-- Begin Task data --
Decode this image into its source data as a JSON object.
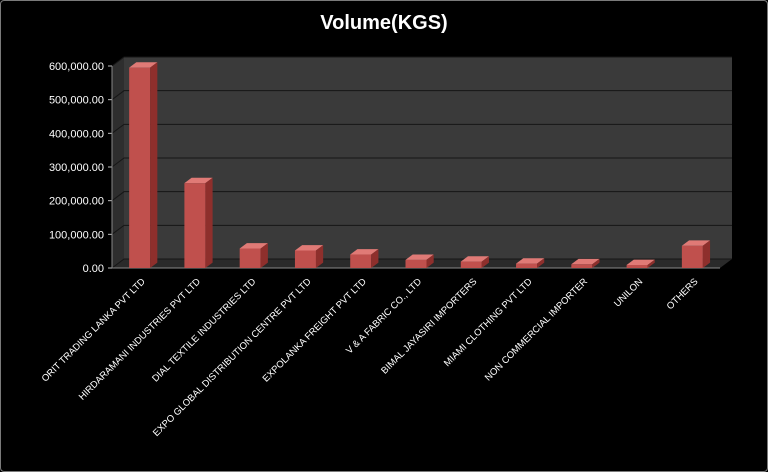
{
  "chart_data": {
    "type": "bar",
    "title": "Volume(KGS)",
    "xlabel": "",
    "ylabel": "",
    "ylim": [
      0,
      600000
    ],
    "yticks": [
      "0.00",
      "100,000.00",
      "200,000.00",
      "300,000.00",
      "400,000.00",
      "500,000.00",
      "600,000.00"
    ],
    "categories": [
      "ORIT TRADING LANKA PVT LTD",
      "HIRDARAMANI INDUSTRIES  PVT LTD",
      "DIAL TEXTILE INDUSTRIES  LTD",
      "EXPO GLOBAL DISTRIBUTION CENTRE PVT LTD",
      "EXPOLANKA FREIGHT PVT LTD",
      "V & A FABRIC CO., LTD",
      "BIMAL JAYASIRI IMPORTERS",
      "MIAMI CLOTHING PVT LTD",
      "NON COMMERCIAL IMPORTER",
      "UNILON",
      "OTHERS"
    ],
    "values": [
      595000,
      252000,
      58000,
      52000,
      40000,
      24000,
      19000,
      13000,
      11000,
      9000,
      66000
    ],
    "colors": {
      "bar_front": "#c0504d",
      "bar_top": "#e07a76",
      "bar_side": "#8e2f2c",
      "wall": "#3a3a3a",
      "floor": "#2a2a2a",
      "grid": "#161616"
    },
    "grid": true,
    "legend": "none"
  }
}
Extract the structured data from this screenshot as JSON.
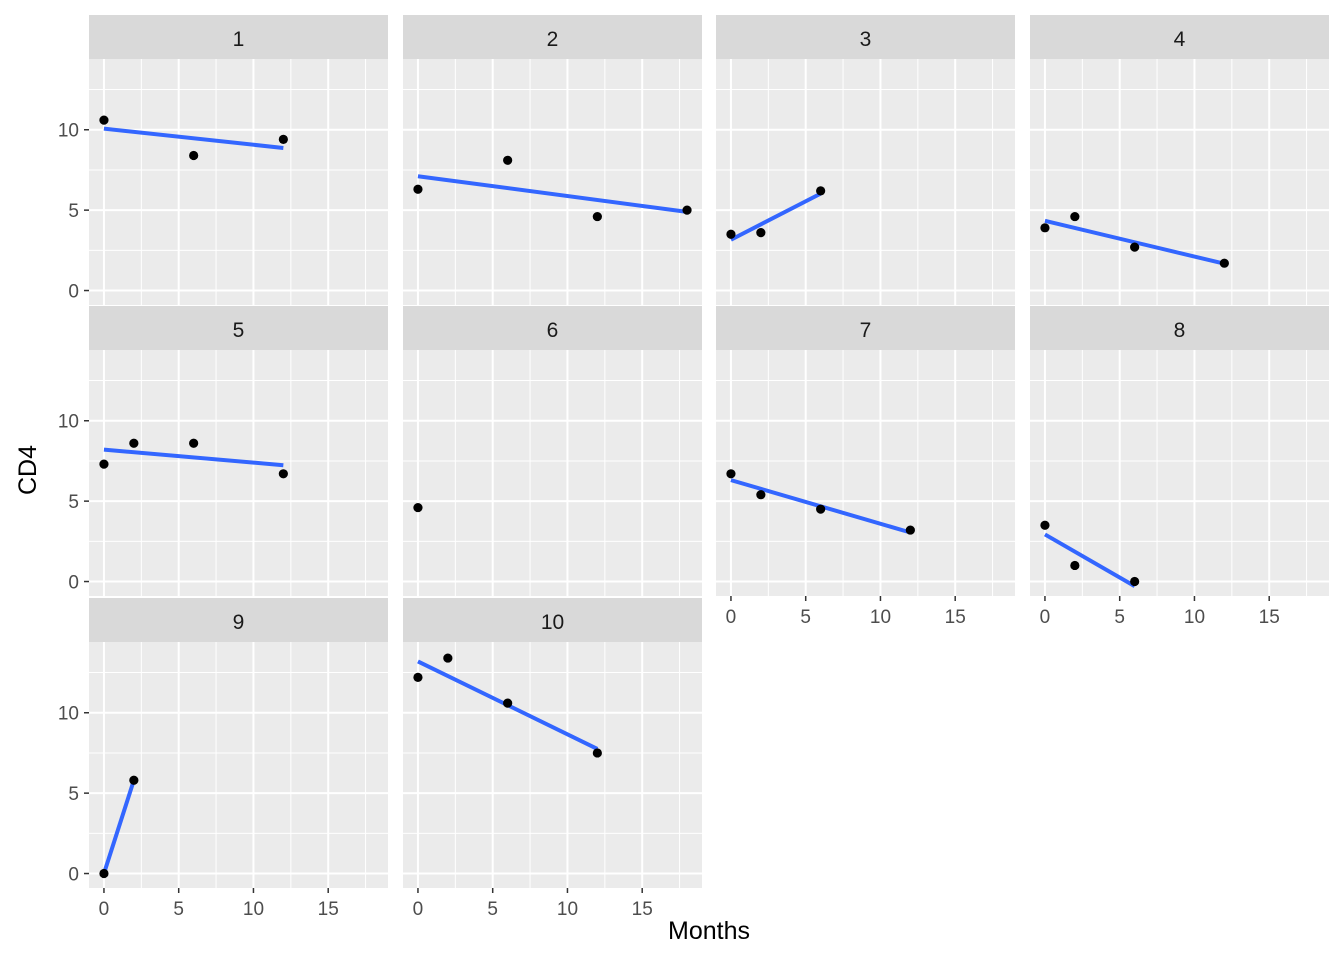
{
  "chart_data": {
    "type": "scatter",
    "layout": "facet-wrap",
    "ncol": 4,
    "xlabel": "Months",
    "ylabel": "CD4",
    "xlim": [
      -1,
      19
    ],
    "ylim": [
      -0.9,
      14.4
    ],
    "xticks": [
      0,
      5,
      10,
      15
    ],
    "yticks": [
      0,
      5,
      10
    ],
    "grid": true,
    "fit": "linear",
    "colors": {
      "panel_bg": "#EBEBEB",
      "strip_bg": "#D9D9D9",
      "grid": "#FFFFFF",
      "points": "#000000",
      "fit_line": "#3366FF",
      "axis_text": "#4D4D4D",
      "strip_text": "#1A1A1A"
    },
    "panels": [
      {
        "label": "1",
        "points": [
          [
            0,
            10.6
          ],
          [
            6,
            8.4
          ],
          [
            12,
            9.4
          ]
        ]
      },
      {
        "label": "2",
        "points": [
          [
            0,
            6.3
          ],
          [
            6,
            8.1
          ],
          [
            12,
            4.6
          ],
          [
            18,
            5.0
          ]
        ]
      },
      {
        "label": "3",
        "points": [
          [
            0,
            3.5
          ],
          [
            2,
            3.6
          ],
          [
            6,
            6.2
          ]
        ]
      },
      {
        "label": "4",
        "points": [
          [
            0,
            3.9
          ],
          [
            2,
            4.6
          ],
          [
            6,
            2.7
          ],
          [
            12,
            1.7
          ]
        ]
      },
      {
        "label": "5",
        "points": [
          [
            0,
            7.3
          ],
          [
            2,
            8.6
          ],
          [
            6,
            8.6
          ],
          [
            12,
            6.7
          ]
        ]
      },
      {
        "label": "6",
        "points": [
          [
            0,
            4.6
          ]
        ]
      },
      {
        "label": "7",
        "points": [
          [
            0,
            6.7
          ],
          [
            2,
            5.4
          ],
          [
            6,
            4.5
          ],
          [
            12,
            3.2
          ]
        ]
      },
      {
        "label": "8",
        "points": [
          [
            0,
            3.5
          ],
          [
            2,
            1.0
          ],
          [
            6,
            0.0
          ]
        ]
      },
      {
        "label": "9",
        "points": [
          [
            0,
            0.0
          ],
          [
            2,
            5.8
          ]
        ]
      },
      {
        "label": "10",
        "points": [
          [
            0,
            12.2
          ],
          [
            2,
            13.4
          ],
          [
            6,
            10.6
          ],
          [
            12,
            7.5
          ]
        ]
      }
    ]
  }
}
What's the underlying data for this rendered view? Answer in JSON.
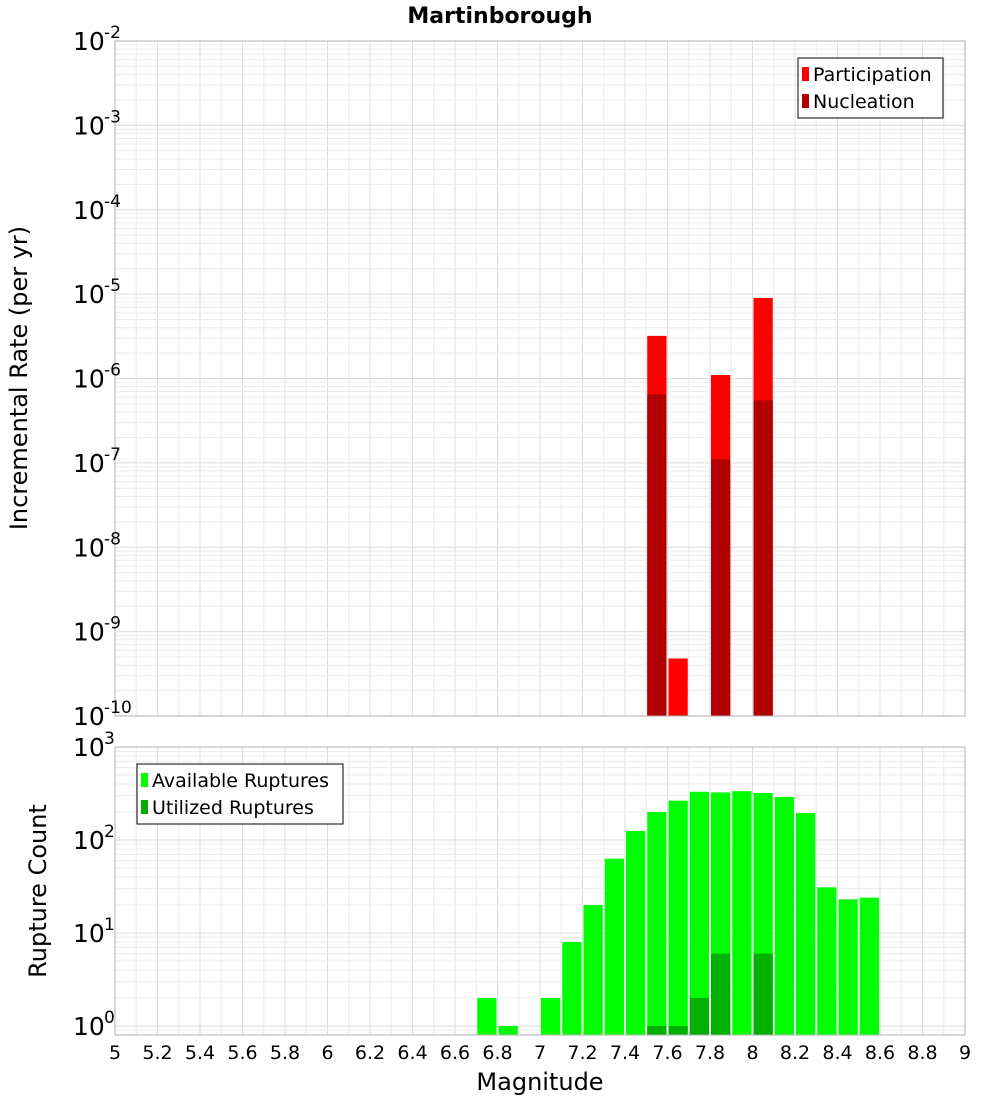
{
  "chart_data": [
    {
      "type": "bar",
      "title": "Martinborough",
      "ylabel": "Incremental Rate (per yr)",
      "xlabel": "",
      "y_scale": "log",
      "ylim": [
        1e-10,
        0.01
      ],
      "xlim": [
        5,
        9
      ],
      "y_ticks": [
        {
          "base": "10",
          "exp": "-2"
        },
        {
          "base": "10",
          "exp": "-3"
        },
        {
          "base": "10",
          "exp": "-4"
        },
        {
          "base": "10",
          "exp": "-5"
        },
        {
          "base": "10",
          "exp": "-6"
        },
        {
          "base": "10",
          "exp": "-7"
        },
        {
          "base": "10",
          "exp": "-8"
        },
        {
          "base": "10",
          "exp": "-9"
        },
        {
          "base": "10",
          "exp": "-10"
        }
      ],
      "grid": true,
      "legend_position": "top-right",
      "series": [
        {
          "name": "Participation",
          "color": "#ff0000",
          "points": [
            {
              "x": 7.55,
              "y": 3.2e-06
            },
            {
              "x": 7.65,
              "y": 4.8e-10
            },
            {
              "x": 7.85,
              "y": 1.1e-06
            },
            {
              "x": 8.05,
              "y": 9e-06
            }
          ]
        },
        {
          "name": "Nucleation",
          "color": "#b00000",
          "points": [
            {
              "x": 7.55,
              "y": 6.5e-07
            },
            {
              "x": 7.85,
              "y": 1.1e-07
            },
            {
              "x": 8.05,
              "y": 5.5e-07
            }
          ]
        }
      ]
    },
    {
      "type": "bar",
      "title": "",
      "ylabel": "Rupture Count",
      "xlabel": "Magnitude",
      "y_scale": "log",
      "ylim": [
        0.8,
        1000
      ],
      "xlim": [
        5,
        9
      ],
      "x_tick_labels": [
        "5",
        "5.2",
        "5.4",
        "5.6",
        "5.8",
        "6",
        "6.2",
        "6.4",
        "6.6",
        "6.8",
        "7",
        "7.2",
        "7.4",
        "7.6",
        "7.8",
        "8",
        "8.2",
        "8.4",
        "8.6",
        "8.8",
        "9"
      ],
      "y_ticks": [
        {
          "base": "10",
          "exp": "3"
        },
        {
          "base": "10",
          "exp": "2"
        },
        {
          "base": "10",
          "exp": "1"
        },
        {
          "base": "10",
          "exp": "0"
        }
      ],
      "grid": true,
      "legend_position": "top-left",
      "series": [
        {
          "name": "Available Ruptures",
          "color": "#00ff00",
          "points": [
            {
              "x": 6.75,
              "y": 2
            },
            {
              "x": 6.85,
              "y": 1
            },
            {
              "x": 7.05,
              "y": 2
            },
            {
              "x": 7.15,
              "y": 8
            },
            {
              "x": 7.25,
              "y": 20
            },
            {
              "x": 7.35,
              "y": 63
            },
            {
              "x": 7.45,
              "y": 125
            },
            {
              "x": 7.55,
              "y": 200
            },
            {
              "x": 7.65,
              "y": 265
            },
            {
              "x": 7.75,
              "y": 330
            },
            {
              "x": 7.85,
              "y": 325
            },
            {
              "x": 7.95,
              "y": 335
            },
            {
              "x": 8.05,
              "y": 320
            },
            {
              "x": 8.15,
              "y": 290
            },
            {
              "x": 8.25,
              "y": 195
            },
            {
              "x": 8.35,
              "y": 31
            },
            {
              "x": 8.45,
              "y": 23
            },
            {
              "x": 8.55,
              "y": 24
            }
          ]
        },
        {
          "name": "Utilized Ruptures",
          "color": "#00b000",
          "points": [
            {
              "x": 7.55,
              "y": 1
            },
            {
              "x": 7.65,
              "y": 1
            },
            {
              "x": 7.75,
              "y": 2
            },
            {
              "x": 7.85,
              "y": 6
            },
            {
              "x": 8.05,
              "y": 6
            }
          ]
        }
      ]
    }
  ]
}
-- End Task data --
Your goal: Copy all the data exactly as written, but skip any picture.

Output of the exercise:
Decode this image into its source data as a JSON object.
{
  "chart_data": {
    "type": "bar",
    "title": "Volume(KGS)",
    "xlabel": "",
    "ylabel": "",
    "ylim": [
      0,
      600000
    ],
    "yticks": [
      "0.00",
      "100,000.00",
      "200,000.00",
      "300,000.00",
      "400,000.00",
      "500,000.00",
      "600,000.00"
    ],
    "categories": [
      "ORIT TRADING LANKA PVT LTD",
      "HIRDARAMANI INDUSTRIES  PVT LTD",
      "DIAL TEXTILE INDUSTRIES  LTD",
      "EXPO GLOBAL DISTRIBUTION CENTRE PVT LTD",
      "EXPOLANKA FREIGHT PVT LTD",
      "V & A FABRIC CO., LTD",
      "BIMAL JAYASIRI IMPORTERS",
      "MIAMI CLOTHING PVT LTD",
      "NON COMMERCIAL IMPORTER",
      "UNILON",
      "OTHERS"
    ],
    "values": [
      595000,
      252000,
      58000,
      52000,
      40000,
      24000,
      19000,
      13000,
      11000,
      9000,
      66000
    ],
    "colors": {
      "bar_front": "#c0504d",
      "bar_top": "#e07a76",
      "bar_side": "#8e2f2c",
      "wall": "#3a3a3a",
      "floor": "#2a2a2a",
      "grid": "#161616"
    },
    "grid": true,
    "legend": "none"
  }
}
Extract the structured data from this screenshot as JSON.
{
  "chart_data": {
    "type": "scatter",
    "layout": "facet-wrap",
    "ncol": 4,
    "xlabel": "Months",
    "ylabel": "CD4",
    "xlim": [
      -1,
      19
    ],
    "ylim": [
      -0.9,
      14.4
    ],
    "xticks": [
      0,
      5,
      10,
      15
    ],
    "yticks": [
      0,
      5,
      10
    ],
    "grid": true,
    "fit": "linear",
    "colors": {
      "panel_bg": "#EBEBEB",
      "strip_bg": "#D9D9D9",
      "grid": "#FFFFFF",
      "points": "#000000",
      "fit_line": "#3366FF",
      "axis_text": "#4D4D4D",
      "strip_text": "#1A1A1A"
    },
    "panels": [
      {
        "label": "1",
        "points": [
          [
            0,
            10.6
          ],
          [
            6,
            8.4
          ],
          [
            12,
            9.4
          ]
        ]
      },
      {
        "label": "2",
        "points": [
          [
            0,
            6.3
          ],
          [
            6,
            8.1
          ],
          [
            12,
            4.6
          ],
          [
            18,
            5.0
          ]
        ]
      },
      {
        "label": "3",
        "points": [
          [
            0,
            3.5
          ],
          [
            2,
            3.6
          ],
          [
            6,
            6.2
          ]
        ]
      },
      {
        "label": "4",
        "points": [
          [
            0,
            3.9
          ],
          [
            2,
            4.6
          ],
          [
            6,
            2.7
          ],
          [
            12,
            1.7
          ]
        ]
      },
      {
        "label": "5",
        "points": [
          [
            0,
            7.3
          ],
          [
            2,
            8.6
          ],
          [
            6,
            8.6
          ],
          [
            12,
            6.7
          ]
        ]
      },
      {
        "label": "6",
        "points": [
          [
            0,
            4.6
          ]
        ]
      },
      {
        "label": "7",
        "points": [
          [
            0,
            6.7
          ],
          [
            2,
            5.4
          ],
          [
            6,
            4.5
          ],
          [
            12,
            3.2
          ]
        ]
      },
      {
        "label": "8",
        "points": [
          [
            0,
            3.5
          ],
          [
            2,
            1.0
          ],
          [
            6,
            0.0
          ]
        ]
      },
      {
        "label": "9",
        "points": [
          [
            0,
            0.0
          ],
          [
            2,
            5.8
          ]
        ]
      },
      {
        "label": "10",
        "points": [
          [
            0,
            12.2
          ],
          [
            2,
            13.4
          ],
          [
            6,
            10.6
          ],
          [
            12,
            7.5
          ]
        ]
      }
    ]
  }
}
What's the underlying data for this rendered view? Answer in JSON.
{
  "chart_data": [
    {
      "type": "bar",
      "title": "Martinborough",
      "ylabel": "Incremental Rate (per yr)",
      "xlabel": "",
      "y_scale": "log",
      "ylim": [
        1e-10,
        0.01
      ],
      "xlim": [
        5,
        9
      ],
      "y_ticks": [
        {
          "base": "10",
          "exp": "-2"
        },
        {
          "base": "10",
          "exp": "-3"
        },
        {
          "base": "10",
          "exp": "-4"
        },
        {
          "base": "10",
          "exp": "-5"
        },
        {
          "base": "10",
          "exp": "-6"
        },
        {
          "base": "10",
          "exp": "-7"
        },
        {
          "base": "10",
          "exp": "-8"
        },
        {
          "base": "10",
          "exp": "-9"
        },
        {
          "base": "10",
          "exp": "-10"
        }
      ],
      "grid": true,
      "legend_position": "top-right",
      "series": [
        {
          "name": "Participation",
          "color": "#ff0000",
          "points": [
            {
              "x": 7.55,
              "y": 3.2e-06
            },
            {
              "x": 7.65,
              "y": 4.8e-10
            },
            {
              "x": 7.85,
              "y": 1.1e-06
            },
            {
              "x": 8.05,
              "y": 9e-06
            }
          ]
        },
        {
          "name": "Nucleation",
          "color": "#b00000",
          "points": [
            {
              "x": 7.55,
              "y": 6.5e-07
            },
            {
              "x": 7.85,
              "y": 1.1e-07
            },
            {
              "x": 8.05,
              "y": 5.5e-07
            }
          ]
        }
      ]
    },
    {
      "type": "bar",
      "title": "",
      "ylabel": "Rupture Count",
      "xlabel": "Magnitude",
      "y_scale": "log",
      "ylim": [
        0.8,
        1000
      ],
      "xlim": [
        5,
        9
      ],
      "x_tick_labels": [
        "5",
        "5.2",
        "5.4",
        "5.6",
        "5.8",
        "6",
        "6.2",
        "6.4",
        "6.6",
        "6.8",
        "7",
        "7.2",
        "7.4",
        "7.6",
        "7.8",
        "8",
        "8.2",
        "8.4",
        "8.6",
        "8.8",
        "9"
      ],
      "y_ticks": [
        {
          "base": "10",
          "exp": "3"
        },
        {
          "base": "10",
          "exp": "2"
        },
        {
          "base": "10",
          "exp": "1"
        },
        {
          "base": "10",
          "exp": "0"
        }
      ],
      "grid": true,
      "legend_position": "top-left",
      "series": [
        {
          "name": "Available Ruptures",
          "color": "#00ff00",
          "points": [
            {
              "x": 6.75,
              "y": 2
            },
            {
              "x": 6.85,
              "y": 1
            },
            {
              "x": 7.05,
              "y": 2
            },
            {
              "x": 7.15,
              "y": 8
            },
            {
              "x": 7.25,
              "y": 20
            },
            {
              "x": 7.35,
              "y": 63
            },
            {
              "x": 7.45,
              "y": 125
            },
            {
              "x": 7.55,
              "y": 200
            },
            {
              "x": 7.65,
              "y": 265
            },
            {
              "x": 7.75,
              "y": 330
            },
            {
              "x": 7.85,
              "y": 325
            },
            {
              "x": 7.95,
              "y": 335
            },
            {
              "x": 8.05,
              "y": 320
            },
            {
              "x": 8.15,
              "y": 290
            },
            {
              "x": 8.25,
              "y": 195
            },
            {
              "x": 8.35,
              "y": 31
            },
            {
              "x": 8.45,
              "y": 23
            },
            {
              "x": 8.55,
              "y": 24
            }
          ]
        },
        {
          "name": "Utilized Ruptures",
          "color": "#00b000",
          "points": [
            {
              "x": 7.55,
              "y": 1
            },
            {
              "x": 7.65,
              "y": 1
            },
            {
              "x": 7.75,
              "y": 2
            },
            {
              "x": 7.85,
              "y": 6
            },
            {
              "x": 8.05,
              "y": 6
            }
          ]
        }
      ]
    }
  ]
}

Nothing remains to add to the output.